— Start —
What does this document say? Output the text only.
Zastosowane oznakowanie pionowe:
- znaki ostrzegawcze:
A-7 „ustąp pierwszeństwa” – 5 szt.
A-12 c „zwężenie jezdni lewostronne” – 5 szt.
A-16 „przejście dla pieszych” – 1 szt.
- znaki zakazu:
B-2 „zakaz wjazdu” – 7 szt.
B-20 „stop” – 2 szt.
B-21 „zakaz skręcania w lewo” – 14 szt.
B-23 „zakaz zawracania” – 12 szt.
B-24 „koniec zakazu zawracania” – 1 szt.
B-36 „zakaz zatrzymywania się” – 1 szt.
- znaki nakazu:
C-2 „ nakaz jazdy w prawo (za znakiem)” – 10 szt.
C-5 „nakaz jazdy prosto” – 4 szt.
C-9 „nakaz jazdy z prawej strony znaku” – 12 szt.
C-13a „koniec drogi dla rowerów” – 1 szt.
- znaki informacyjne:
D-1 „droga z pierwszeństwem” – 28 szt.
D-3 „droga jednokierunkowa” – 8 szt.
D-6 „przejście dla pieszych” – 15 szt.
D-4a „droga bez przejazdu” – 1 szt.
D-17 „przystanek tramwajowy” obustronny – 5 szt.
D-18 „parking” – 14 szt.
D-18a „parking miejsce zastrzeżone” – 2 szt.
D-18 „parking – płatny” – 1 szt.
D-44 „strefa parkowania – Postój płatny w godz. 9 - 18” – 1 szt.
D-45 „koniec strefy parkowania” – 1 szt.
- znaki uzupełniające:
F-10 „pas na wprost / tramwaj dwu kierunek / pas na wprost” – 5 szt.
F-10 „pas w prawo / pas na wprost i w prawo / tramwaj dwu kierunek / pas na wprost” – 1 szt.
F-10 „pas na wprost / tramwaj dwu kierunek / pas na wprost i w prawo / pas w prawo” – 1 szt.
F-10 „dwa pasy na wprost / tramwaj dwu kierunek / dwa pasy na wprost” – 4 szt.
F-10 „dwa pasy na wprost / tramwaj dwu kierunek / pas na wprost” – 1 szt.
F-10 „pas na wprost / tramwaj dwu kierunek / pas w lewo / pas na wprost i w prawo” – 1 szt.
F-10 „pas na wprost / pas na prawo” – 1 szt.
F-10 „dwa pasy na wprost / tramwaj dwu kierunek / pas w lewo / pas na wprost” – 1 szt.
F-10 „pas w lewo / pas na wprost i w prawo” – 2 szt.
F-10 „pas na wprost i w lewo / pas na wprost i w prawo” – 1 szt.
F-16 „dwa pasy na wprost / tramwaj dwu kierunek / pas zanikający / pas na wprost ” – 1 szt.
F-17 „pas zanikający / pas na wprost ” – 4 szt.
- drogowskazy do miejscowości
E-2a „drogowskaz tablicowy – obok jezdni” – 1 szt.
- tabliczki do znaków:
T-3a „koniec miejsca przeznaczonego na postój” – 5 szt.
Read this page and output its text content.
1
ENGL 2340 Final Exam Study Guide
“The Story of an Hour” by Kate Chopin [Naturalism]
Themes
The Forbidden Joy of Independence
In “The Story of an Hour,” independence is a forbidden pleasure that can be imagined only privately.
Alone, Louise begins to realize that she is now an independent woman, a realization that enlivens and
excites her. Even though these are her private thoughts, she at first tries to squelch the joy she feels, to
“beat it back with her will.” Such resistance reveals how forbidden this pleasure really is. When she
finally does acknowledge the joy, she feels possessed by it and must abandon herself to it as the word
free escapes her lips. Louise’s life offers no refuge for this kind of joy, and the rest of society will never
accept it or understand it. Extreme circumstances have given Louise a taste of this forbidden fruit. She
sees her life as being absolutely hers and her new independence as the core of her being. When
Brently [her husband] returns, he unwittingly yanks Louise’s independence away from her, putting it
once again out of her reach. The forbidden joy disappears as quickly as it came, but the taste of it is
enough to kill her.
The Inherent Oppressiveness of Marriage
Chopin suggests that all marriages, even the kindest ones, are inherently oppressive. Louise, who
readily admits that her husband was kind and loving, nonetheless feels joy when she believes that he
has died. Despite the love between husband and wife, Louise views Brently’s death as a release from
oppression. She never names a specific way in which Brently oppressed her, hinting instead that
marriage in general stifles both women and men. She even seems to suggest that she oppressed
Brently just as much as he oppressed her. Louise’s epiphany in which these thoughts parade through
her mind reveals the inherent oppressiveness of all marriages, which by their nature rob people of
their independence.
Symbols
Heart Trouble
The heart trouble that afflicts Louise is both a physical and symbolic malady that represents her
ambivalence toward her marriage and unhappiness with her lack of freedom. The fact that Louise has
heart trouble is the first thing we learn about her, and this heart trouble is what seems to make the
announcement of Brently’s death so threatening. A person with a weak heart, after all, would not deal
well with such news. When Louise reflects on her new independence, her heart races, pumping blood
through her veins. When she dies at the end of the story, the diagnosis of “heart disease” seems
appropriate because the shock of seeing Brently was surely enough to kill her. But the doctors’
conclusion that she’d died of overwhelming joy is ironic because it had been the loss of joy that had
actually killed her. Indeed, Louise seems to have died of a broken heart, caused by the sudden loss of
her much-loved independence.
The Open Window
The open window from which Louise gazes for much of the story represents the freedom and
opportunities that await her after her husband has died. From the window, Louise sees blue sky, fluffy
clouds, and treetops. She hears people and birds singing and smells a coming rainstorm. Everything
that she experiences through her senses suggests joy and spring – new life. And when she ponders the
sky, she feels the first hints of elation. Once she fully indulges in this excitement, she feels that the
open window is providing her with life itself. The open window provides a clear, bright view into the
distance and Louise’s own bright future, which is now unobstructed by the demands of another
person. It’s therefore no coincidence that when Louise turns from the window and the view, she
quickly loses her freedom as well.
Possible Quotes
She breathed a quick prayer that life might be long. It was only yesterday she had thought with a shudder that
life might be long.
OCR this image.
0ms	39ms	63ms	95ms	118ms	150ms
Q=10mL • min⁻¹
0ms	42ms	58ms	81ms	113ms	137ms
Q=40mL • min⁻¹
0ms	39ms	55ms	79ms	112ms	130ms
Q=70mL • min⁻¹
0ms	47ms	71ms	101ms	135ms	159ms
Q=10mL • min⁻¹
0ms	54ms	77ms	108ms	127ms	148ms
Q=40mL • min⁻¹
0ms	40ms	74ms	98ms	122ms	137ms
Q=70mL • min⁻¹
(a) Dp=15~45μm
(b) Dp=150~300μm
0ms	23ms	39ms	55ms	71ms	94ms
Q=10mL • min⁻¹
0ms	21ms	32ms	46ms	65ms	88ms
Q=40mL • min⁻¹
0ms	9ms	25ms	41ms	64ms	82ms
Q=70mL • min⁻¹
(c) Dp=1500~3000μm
— End —
- [STATED TASK]
Without changing a word, restate the whole listing.

- [CORRECT ANSWER]
What does this document say? Output the text only.
Zastosowane oznakowanie pionowe:
- znaki ostrzegawcze:
A-7 „ustąp pierwszeństwa” – 5 szt.
A-12 c „zwężenie jezdni lewostronne” – 5 szt.
A-16 „przejście dla pieszych” – 1 szt.
- znaki zakazu:
B-2 „zakaz wjazdu” – 7 szt.
B-20 „stop” – 2 szt.
B-21 „zakaz skręcania w lewo” – 14 szt.
B-23 „zakaz zawracania” – 12 szt.
B-24 „koniec zakazu zawracania” – 1 szt.
B-36 „zakaz zatrzymywania się” – 1 szt.
- znaki nakazu:
C-2 „ nakaz jazdy w prawo (za znakiem)” – 10 szt.
C-5 „nakaz jazdy prosto” – 4 szt.
C-9 „nakaz jazdy z prawej strony znaku” – 12 szt.
C-13a „koniec drogi dla rowerów” – 1 szt.
- znaki informacyjne:
D-1 „droga z pierwszeństwem” – 28 szt.
D-3 „droga jednokierunkowa” – 8 szt.
D-6 „przejście dla pieszych” – 15 szt.
D-4a „droga bez przejazdu” – 1 szt.
D-17 „przystanek tramwajowy” obustronny – 5 szt.
D-18 „parking” – 14 szt.
D-18a „parking miejsce zastrzeżone” – 2 szt.
D-18 „parking – płatny” – 1 szt.
D-44 „strefa parkowania – Postój płatny w godz. 9 - 18” – 1 szt.
D-45 „koniec strefy parkowania” – 1 szt.
- znaki uzupełniające:
F-10 „pas na wprost / tramwaj dwu kierunek / pas na wprost” – 5 szt.
F-10 „pas w prawo / pas na wprost i w prawo / tramwaj dwu kierunek / pas na wprost” – 1 szt.
F-10 „pas na wprost / tramwaj dwu kierunek / pas na wprost i w prawo / pas w prawo” – 1 szt.
F-10 „dwa pasy na wprost / tramwaj dwu kierunek / dwa pasy na wprost” – 4 szt.
F-10 „dwa pasy na wprost / tramwaj dwu kierunek / pas na wprost” – 1 szt.
F-10 „pas na wprost / tramwaj dwu kierunek / pas w lewo / pas na wprost i w prawo” – 1 szt.
F-10 „pas na wprost / pas na prawo” – 1 szt.
F-10 „dwa pasy na wprost / tramwaj dwu kierunek / pas w lewo / pas na wprost” – 1 szt.
F-10 „pas w lewo / pas na wprost i w prawo” – 2 szt.
F-10 „pas na wprost i w lewo / pas na wprost i w prawo” – 1 szt.
F-16 „dwa pasy na wprost / tramwaj dwu kierunek / pas zanikający / pas na wprost ” – 1 szt.
F-17 „pas zanikający / pas na wprost ” – 4 szt.
- drogowskazy do miejscowości
E-2a „drogowskaz tablicowy – obok jezdni” – 1 szt.
- tabliczki do znaków:
T-3a „koniec miejsca przeznaczonego na postój” – 5 szt.
Read this page and output its text content.
1
ENGL 2340 Final Exam Study Guide
“The Story of an Hour” by Kate Chopin [Naturalism]
Themes
The Forbidden Joy of Independence
In “The Story of an Hour,” independence is a forbidden pleasure that can be imagined only privately.
Alone, Louise begins to realize that she is now an independent woman, a realization that enlivens and
excites her. Even though these are her private thoughts, she at first tries to squelch the joy she feels, to
“beat it back with her will.” Such resistance reveals how forbidden this pleasure really is. When she
finally does acknowledge the joy, she feels possessed by it and must abandon herself to it as the word
free escapes her lips. Louise’s life offers no refuge for this kind of joy, and the rest of society will never
accept it or understand it. Extreme circumstances have given Louise a taste of this forbidden fruit. She
sees her life as being absolutely hers and her new independence as the core of her being. When
Brently [her husband] returns, he unwittingly yanks Louise’s independence away from her, putting it
once again out of her reach. The forbidden joy disappears as quickly as it came, but the taste of it is
enough to kill her.
The Inherent Oppressiveness of Marriage
Chopin suggests that all marriages, even the kindest ones, are inherently oppressive. Louise, who
readily admits that her husband was kind and loving, nonetheless feels joy when she believes that he
has died. Despite the love between husband and wife, Louise views Brently’s death as a release from
oppression. She never names a specific way in which Brently oppressed her, hinting instead that
marriage in general stifles both women and men. She even seems to suggest that she oppressed
Brently just as much as he oppressed her. Louise’s epiphany in which these thoughts parade through
her mind reveals the inherent oppressiveness of all marriages, which by their nature rob people of
their independence.
Symbols
Heart Trouble
The heart trouble that afflicts Louise is both a physical and symbolic malady that represents her
ambivalence toward her marriage and unhappiness with her lack of freedom. The fact that Louise has
heart trouble is the first thing we learn about her, and this heart trouble is what seems to make the
announcement of Brently’s death so threatening. A person with a weak heart, after all, would not deal
well with such news. When Louise reflects on her new independence, her heart races, pumping blood
through her veins. When she dies at the end of the story, the diagnosis of “heart disease” seems
appropriate because the shock of seeing Brently was surely enough to kill her. But the doctors’
conclusion that she’d died of overwhelming joy is ironic because it had been the loss of joy that had
actually killed her. Indeed, Louise seems to have died of a broken heart, caused by the sudden loss of
her much-loved independence.
The Open Window
The open window from which Louise gazes for much of the story represents the freedom and
opportunities that await her after her husband has died. From the window, Louise sees blue sky, fluffy
clouds, and treetops. She hears people and birds singing and smells a coming rainstorm. Everything
that she experiences through her senses suggests joy and spring – new life. And when she ponders the
sky, she feels the first hints of elation. Once she fully indulges in this excitement, she feels that the
open window is providing her with life itself. The open window provides a clear, bright view into the
distance and Louise’s own bright future, which is now unobstructed by the demands of another
person. It’s therefore no coincidence that when Louise turns from the window and the view, she
quickly loses her freedom as well.
Possible Quotes
She breathed a quick prayer that life might be long. It was only yesterday she had thought with a shudder that
life might be long.
OCR this image.
0ms	39ms	63ms	95ms	118ms	150ms
Q=10mL • min⁻¹
0ms	42ms	58ms	81ms	113ms	137ms
Q=40mL • min⁻¹
0ms	39ms	55ms	79ms	112ms	130ms
Q=70mL • min⁻¹
0ms	47ms	71ms	101ms	135ms	159ms
Q=10mL • min⁻¹
0ms	54ms	77ms	108ms	127ms	148ms
Q=40mL • min⁻¹
0ms	40ms	74ms	98ms	122ms	137ms
Q=70mL • min⁻¹
(a) Dp=15~45μm
(b) Dp=150~300μm
0ms	23ms	39ms	55ms	71ms	94ms
Q=10mL • min⁻¹
0ms	21ms	32ms	46ms	65ms	88ms
Q=40mL • min⁻¹
0ms	9ms	25ms	41ms	64ms	82ms
Q=70mL • min⁻¹
(c) Dp=1500~3000μm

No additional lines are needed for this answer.